- Problem requirements -
Only the pictures stay out; every record is to be quoted exactly.

- Information supplied -
* * * * * * * * *

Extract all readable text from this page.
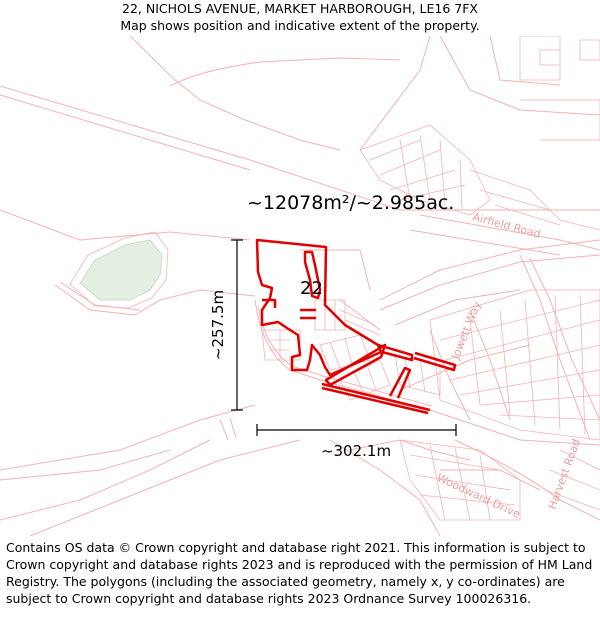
22, NICHOLS AVENUE, MARKET HARBOROUGH, LE16 7FX
Map shows position and indicative extent of the property.
Airfield Road
Harvest Road
Woodward Drive
Jowett Way
~12078m²/~2.985ac.
22
~257.5m
~302.1m
Contains OS data © Crown copyright and database right 2021. This information is subject to Crown copyright and database rights 2023 and is reproduced with the permission of HM Land Registry. The polygons (including the associated geometry, namely x, y co-ordinates) are subject to Crown copyright and database rights 2023 Ordnance Survey 100026316.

* * * * * * * * *

- Finished answer -
Extract all readable text from this page.
22, NICHOLS AVENUE, MARKET HARBOROUGH, LE16 7FX
Map shows position and indicative extent of the property.
Airfield Road
Harvest Road
Woodward Drive
Jowett Way
~12078m²/~2.985ac.
22
~257.5m
~302.1m
Contains OS data © Crown copyright and database right 2021. This information is subject to Crown copyright and database rights 2023 and is reproduced with the permission of HM Land Registry. The polygons (including the associated geometry, namely x, y co-ordinates) are subject to Crown copyright and database rights 2023 Ordnance Survey 100026316.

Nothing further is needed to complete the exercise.